■ **Passage shown**

________________________

Photographic Display by International Award Winning Photo Journalist Bruno Stevens, (who has just been awarded the 1st Prize in the World Press Photo, daily life category.) 'PALESTINE NOW' will show at Aotea Gallery level 4, Aotea Centre from 28th April to the 8th May 2004. Admission free.

Belgian Photographer Bruno Stevens (44) visited New Zealand in January this year to lecture on photography.

"Taking pictures is not enough," he insists, "one has to show them afterwards".

Unfazed by the pressure of producing exceptional work for the world's top magazines, including Time, Paris Match, the New York Times Magazine and the British Sunday Times Magazine, Stevens stresses the importance of going beneath the surface of events.This is the intention of the 17-image display 'Palestine Now', which depicts the human cost of the conflict between Israel and Palestine, and argues for peaceful solutions based on his hard-won view that "The only way to bring peace to the Israeli people is by recognizing the right of the Palestinian people to live in peace within a viable inde­pendent state of their own".

To find out for himself what effect this horrendous conflict was having on the people, he went from Beirut to Gaza, from the Golan to Jerusalem, from Fatah Tanzims to hard core Jewish settlers. On his very first day in Jerusalem, (Friday, April 12th, 2002), the 20-year-old Palestin­ian girl, Ayat Al Akhras, blew herself up at a Jaffa Road bus stop, in the heart of West Jerusalem, killing herself and five innocent Israelis. "It was a bloodbath, a horrible scene." But it was only one of dozens of similar death scenes, perpetrated by both sides, that he photographed.

Sadly, Stevens sees the Middle-East "engulfed in a downward spiral of mad violence fuelled by the expan­sionist views of a significant part of the Israeli establishment."

Like many people, he thinks that "The countless UN resolutions calling for the Israeli withdrawal from the Pal­estinian Territories to within the 1967 borders should be implemented without delay". This would involve an immediate end to Jewish settlements and confiscations of Palestinian land. These mea­sures, he believes, need to be verified and guaran­teed by international peacekeeping forces.

________________________

■ **Dataset content**
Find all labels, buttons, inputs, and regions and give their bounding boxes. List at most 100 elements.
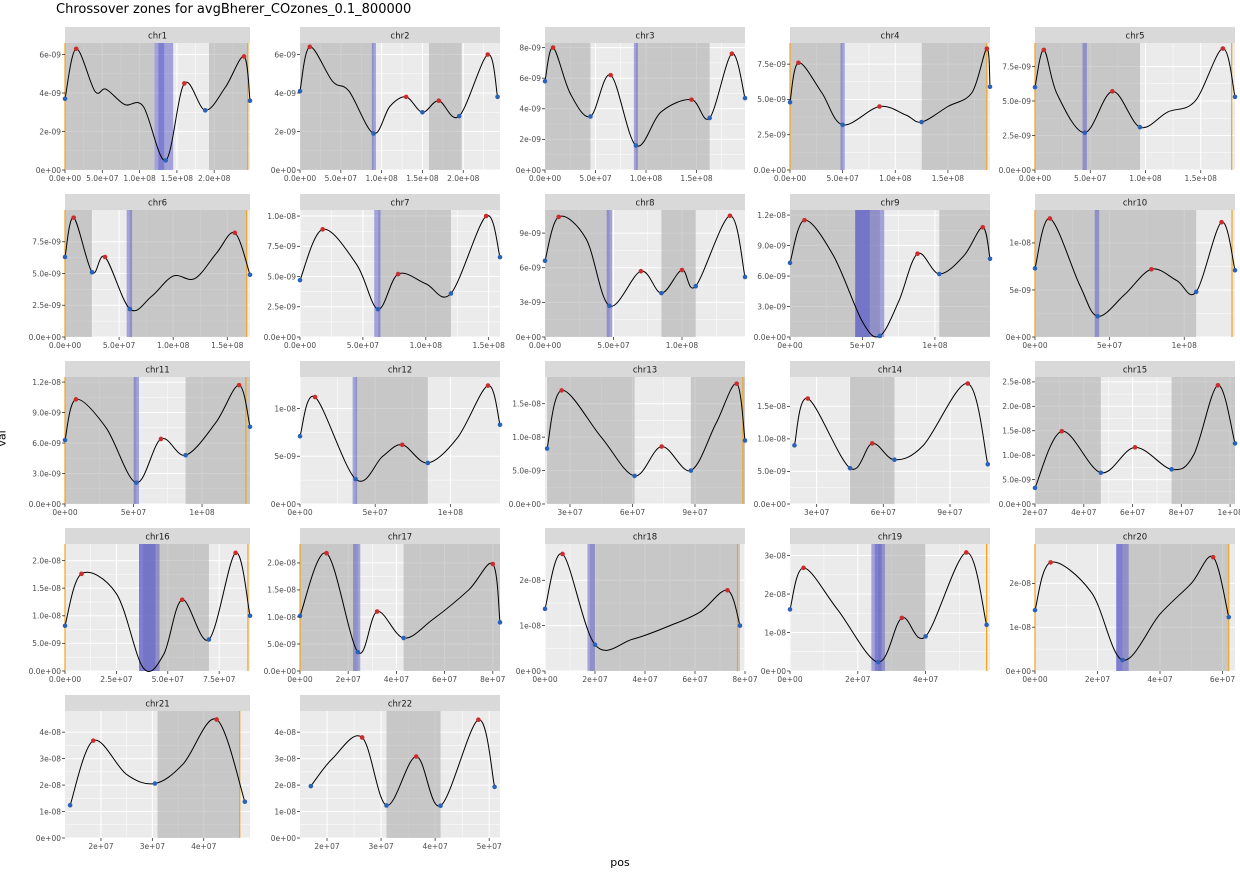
x-tick-label: 4e+07 — [913, 675, 938, 684]
x-tick-label: 1.5e+08 — [161, 174, 194, 183]
y-tick-label: 5.0e-09 — [1002, 97, 1031, 106]
min-point — [242, 799, 248, 805]
y-tick-label: 0e+00 — [516, 333, 541, 342]
crossover-zone — [386, 711, 441, 838]
x-tick-label: 1.0e+08 — [157, 341, 190, 350]
facet-chr7: chr7 0.0e+00 5.0e+07 1.0e+08 1.5e+08 0.0e+00 2… — [264, 194, 505, 350]
x-tick-label: 2e+07 — [1022, 508, 1047, 517]
min-point — [495, 94, 500, 100]
x-tick-label: 0e+00 — [52, 508, 77, 517]
facet-strip — [300, 695, 500, 711]
min-point — [847, 465, 853, 471]
x-tick-label: 2e+07 — [1085, 675, 1110, 684]
y-tick-label: 4e-09 — [39, 89, 61, 98]
blue-zone — [1116, 544, 1123, 671]
min-point — [1032, 607, 1038, 613]
x-tick-label: 2e+07 — [88, 842, 113, 851]
series-line — [544, 215, 746, 307]
min-point — [1082, 130, 1088, 136]
y-tick-label: 4e-09 — [274, 89, 296, 98]
chart-title: Chrossover zones for avgBherer_COzones_0… — [56, 2, 412, 17]
max-point — [1215, 383, 1221, 388]
y-tick-label: 0e+00 — [271, 166, 296, 175]
facet-chr19: chr19 0e+00 2e+07 4e+07 0e+00 1e-08 2e-08 3e-08 — [761, 528, 990, 684]
x-tick-label: 5.0e+07 — [597, 341, 630, 350]
y-tick-label: 3e-08 — [274, 754, 296, 763]
min-point — [742, 438, 748, 443]
x-tick-label: 5.0e+07 — [1074, 174, 1107, 183]
x-tick-label: 3e+07 — [804, 508, 829, 517]
max-point — [90, 738, 96, 743]
max-point — [403, 94, 409, 100]
facet-strip — [1035, 361, 1235, 377]
min-point — [693, 283, 698, 289]
y-tick-label: 1.0e-08 — [1002, 451, 1031, 460]
min-point — [247, 98, 253, 104]
blue-zone — [353, 544, 361, 671]
min-point — [89, 269, 95, 275]
y-tick-label: 6.0e-09 — [32, 439, 61, 448]
y-tick-label: 0.0e+00 — [509, 500, 542, 509]
y-tick-label: 5.0e-09 — [267, 272, 296, 281]
y-tick-label: 7.5e-09 — [267, 242, 296, 251]
x-tick-label: 1.5e+08 — [932, 174, 965, 183]
y-tick-label: 2e-08 — [519, 576, 541, 585]
facet-strip-label: chr19 — [878, 533, 902, 543]
x-tick-label: 0e+00 — [287, 508, 312, 517]
min-point — [787, 260, 793, 266]
x-tick-label: 0.0e+00 — [49, 341, 82, 350]
max-point — [1132, 445, 1138, 450]
y-tick-label: 6e-09 — [519, 74, 541, 83]
crossover-zone — [65, 377, 137, 504]
y-tick-label: 0.0e+00 — [999, 166, 1032, 175]
y-tick-label: 1.0e-08 — [267, 212, 296, 221]
min-point — [1137, 124, 1143, 130]
y-tick-label: 2e-08 — [764, 590, 786, 599]
y-tick-label: 0.0e+00 — [264, 333, 297, 342]
facet-strip — [1035, 528, 1235, 544]
facet-strip-label: chr4 — [881, 32, 900, 42]
facet-strip-label: chr6 — [148, 199, 167, 209]
min-point — [987, 84, 993, 90]
x-tick-label: 0.0e+00 — [529, 341, 562, 350]
min-point — [632, 473, 637, 479]
min-point — [497, 422, 503, 428]
x-tick-label: 3e+07 — [557, 508, 582, 517]
max-point — [233, 550, 238, 556]
blue-zone — [606, 210, 613, 337]
y-tick-label: 0.0e+00 — [754, 166, 787, 175]
crossover-zone — [1171, 377, 1235, 504]
x-tick-label: 1.0e+08 — [1129, 174, 1162, 183]
crossover-zone — [939, 210, 990, 337]
min-point — [420, 109, 425, 115]
blue-zone — [126, 210, 133, 337]
min-point — [840, 122, 845, 128]
min-point — [633, 143, 639, 148]
max-point — [638, 268, 644, 274]
facet-chr21: chr21 2e+07 3e+07 4e+07 0e+00 1e-08 2e-08 3e-08… — [36, 695, 250, 851]
min-point — [923, 634, 928, 639]
x-tick-label: 1.0e+08 — [630, 174, 663, 183]
x-tick-label: 2.5e+07 — [100, 675, 133, 684]
x-tick-label: 0e+00 — [1022, 341, 1047, 350]
x-tick-label: 1.5e+08 — [211, 341, 244, 350]
y-tick-label: 1.5e-08 — [512, 400, 541, 409]
max-point — [796, 60, 801, 66]
y-tick-label: 2.5e-09 — [267, 303, 296, 312]
min-point — [659, 290, 664, 296]
max-point — [232, 230, 238, 236]
y-tick-label: 1.0e-08 — [267, 613, 296, 622]
facet-strip-label: chr5 — [1126, 32, 1145, 42]
crossover-zone — [355, 377, 428, 504]
facet-strip — [65, 695, 250, 711]
x-tick-label: 6e+07 — [682, 675, 707, 684]
crossover-zone — [129, 210, 247, 337]
facet-strip-label: chr2 — [391, 32, 410, 42]
x-tick-label: 1.5e+08 — [406, 174, 439, 183]
y-tick-label: 0e+00 — [516, 166, 541, 175]
min-point — [297, 613, 303, 619]
min-point — [544, 446, 550, 451]
min-point — [588, 114, 593, 119]
x-tick-label: 5.0e+07 — [103, 341, 136, 350]
max-point — [307, 44, 313, 50]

________________________

■ **Requirements**
a: In the passage on the Bruno Stevens exhibition, how many images make up the display 'Palestine Now'?
b: Extend the passage on the Bruno Stevens exhibition, picking up after its final sentence.

■ **Task-by-task outputs**
a: The display has 17 images.

b:
Having witnessed the effect of this violence at first hand, he fears that "­­the Israeli strategy is not actually de­signed to bring security to the Is­raeli people, but rather to achieve the two long-term goals of their Prime Minister: to gain complete Israeli control of the West Bank ('Israel between Jordan and the sea'), as well as to make sure the Palestinians can never have an in­dependent state of their own."

"Fences of all sorts mark this land like scars on a beautiful face," he says. "Whether barbed wire or mental, cultural or egoistic, they carve relentlessly through prosperity and Peace."

When it comes down to it, he insists, individuals can make a difference - for better or worse. By showing ordinary Israelis or Palestinians, caught up in these dehumanising events, and telling their stories, there is still hope of international efforts toward non-violent resolution as other ordinary people say enough - and work to eliminate the root causes of violence by peaceful means. But for the photographer, seeking an end to such violence, it has to be witnessed first hand before it can be passed on to those who need to be convinced that an atrocity has taken place, and must not be repeated.

Bruno Stevens' photographs 'PALESTINE NOW' will show at Aotea Gallery level 4, Aotea Centre from 28th April to the 8th May 2004. Admission free.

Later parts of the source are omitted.